#### SUPPLIED INFORMATION:
*****
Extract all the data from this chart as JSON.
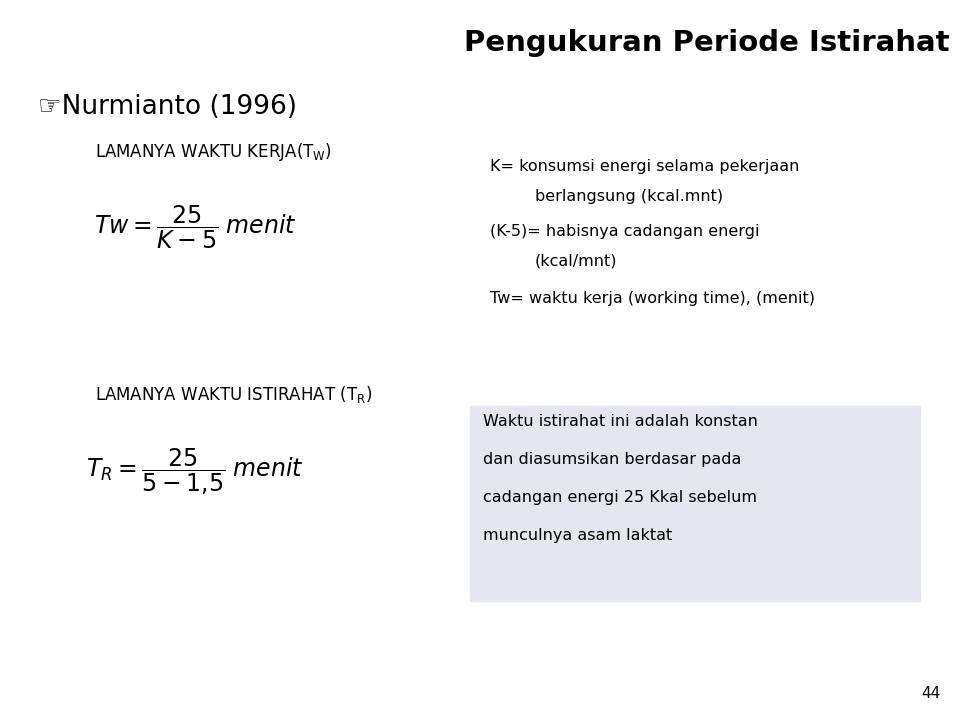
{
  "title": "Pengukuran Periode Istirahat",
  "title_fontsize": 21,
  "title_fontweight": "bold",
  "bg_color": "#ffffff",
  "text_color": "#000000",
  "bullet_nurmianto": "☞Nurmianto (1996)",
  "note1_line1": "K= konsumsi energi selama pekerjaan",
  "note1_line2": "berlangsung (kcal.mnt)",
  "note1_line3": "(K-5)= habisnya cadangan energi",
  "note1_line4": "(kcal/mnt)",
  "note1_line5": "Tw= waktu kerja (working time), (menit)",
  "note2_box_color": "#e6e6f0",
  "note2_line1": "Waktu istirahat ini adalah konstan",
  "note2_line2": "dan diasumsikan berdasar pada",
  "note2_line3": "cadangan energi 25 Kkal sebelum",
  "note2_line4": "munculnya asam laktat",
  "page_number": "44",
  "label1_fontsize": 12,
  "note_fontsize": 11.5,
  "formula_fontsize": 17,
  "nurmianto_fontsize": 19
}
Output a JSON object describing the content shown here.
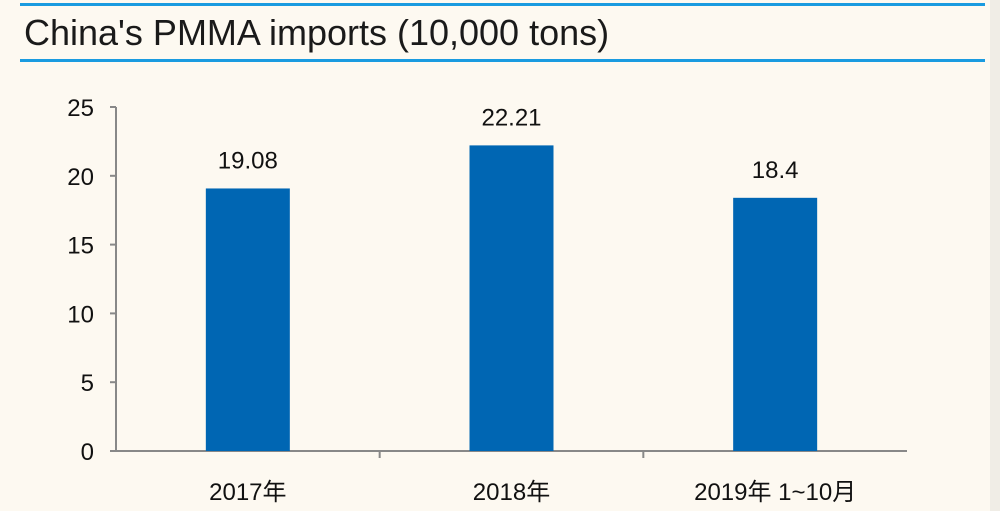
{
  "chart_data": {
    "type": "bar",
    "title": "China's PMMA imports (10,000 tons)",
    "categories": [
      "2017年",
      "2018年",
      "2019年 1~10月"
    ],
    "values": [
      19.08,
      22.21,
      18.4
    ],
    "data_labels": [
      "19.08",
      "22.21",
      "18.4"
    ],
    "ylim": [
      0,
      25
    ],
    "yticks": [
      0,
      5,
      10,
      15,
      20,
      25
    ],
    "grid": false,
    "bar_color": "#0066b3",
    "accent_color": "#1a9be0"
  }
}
*****
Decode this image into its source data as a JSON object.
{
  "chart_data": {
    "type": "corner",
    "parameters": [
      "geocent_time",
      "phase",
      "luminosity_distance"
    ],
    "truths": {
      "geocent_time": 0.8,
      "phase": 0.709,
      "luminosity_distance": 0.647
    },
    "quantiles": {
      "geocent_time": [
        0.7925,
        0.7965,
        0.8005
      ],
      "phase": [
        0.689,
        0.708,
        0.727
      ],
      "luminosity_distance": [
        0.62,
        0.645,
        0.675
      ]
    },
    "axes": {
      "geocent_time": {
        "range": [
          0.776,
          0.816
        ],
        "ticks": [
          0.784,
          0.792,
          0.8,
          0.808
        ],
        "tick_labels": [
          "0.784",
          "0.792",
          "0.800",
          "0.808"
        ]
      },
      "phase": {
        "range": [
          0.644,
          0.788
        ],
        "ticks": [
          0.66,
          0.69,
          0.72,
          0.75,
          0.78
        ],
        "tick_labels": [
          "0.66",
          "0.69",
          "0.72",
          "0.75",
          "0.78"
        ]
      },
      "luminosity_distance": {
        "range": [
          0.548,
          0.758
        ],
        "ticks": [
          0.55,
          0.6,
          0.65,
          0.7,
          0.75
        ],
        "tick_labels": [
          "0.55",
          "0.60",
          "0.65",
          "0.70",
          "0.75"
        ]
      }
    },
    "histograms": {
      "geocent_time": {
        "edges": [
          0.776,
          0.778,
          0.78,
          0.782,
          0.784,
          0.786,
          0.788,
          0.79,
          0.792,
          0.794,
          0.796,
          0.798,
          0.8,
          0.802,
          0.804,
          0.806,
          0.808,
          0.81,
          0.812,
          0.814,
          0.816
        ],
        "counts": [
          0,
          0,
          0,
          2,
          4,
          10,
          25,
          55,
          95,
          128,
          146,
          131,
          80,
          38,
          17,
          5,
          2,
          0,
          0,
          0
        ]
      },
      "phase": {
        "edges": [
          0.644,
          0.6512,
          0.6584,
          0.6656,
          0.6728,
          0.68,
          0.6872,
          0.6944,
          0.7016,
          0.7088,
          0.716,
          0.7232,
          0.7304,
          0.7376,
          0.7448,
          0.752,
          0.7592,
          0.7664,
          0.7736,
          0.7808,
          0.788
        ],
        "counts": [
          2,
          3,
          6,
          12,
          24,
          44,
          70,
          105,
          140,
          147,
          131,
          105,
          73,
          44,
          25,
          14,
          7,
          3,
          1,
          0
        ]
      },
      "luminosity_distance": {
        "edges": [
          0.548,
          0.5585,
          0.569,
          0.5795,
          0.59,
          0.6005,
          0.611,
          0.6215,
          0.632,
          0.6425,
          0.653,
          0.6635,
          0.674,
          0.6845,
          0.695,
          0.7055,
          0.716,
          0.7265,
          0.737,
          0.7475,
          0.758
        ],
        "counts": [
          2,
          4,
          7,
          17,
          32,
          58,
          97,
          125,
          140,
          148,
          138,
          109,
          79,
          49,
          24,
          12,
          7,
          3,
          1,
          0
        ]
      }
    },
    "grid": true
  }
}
*****
#### WHAT YOU HAVE TO DO:
Only the number is wanted: how many lines above include the word "this"?

#### COMPLETED EXERCISE:
2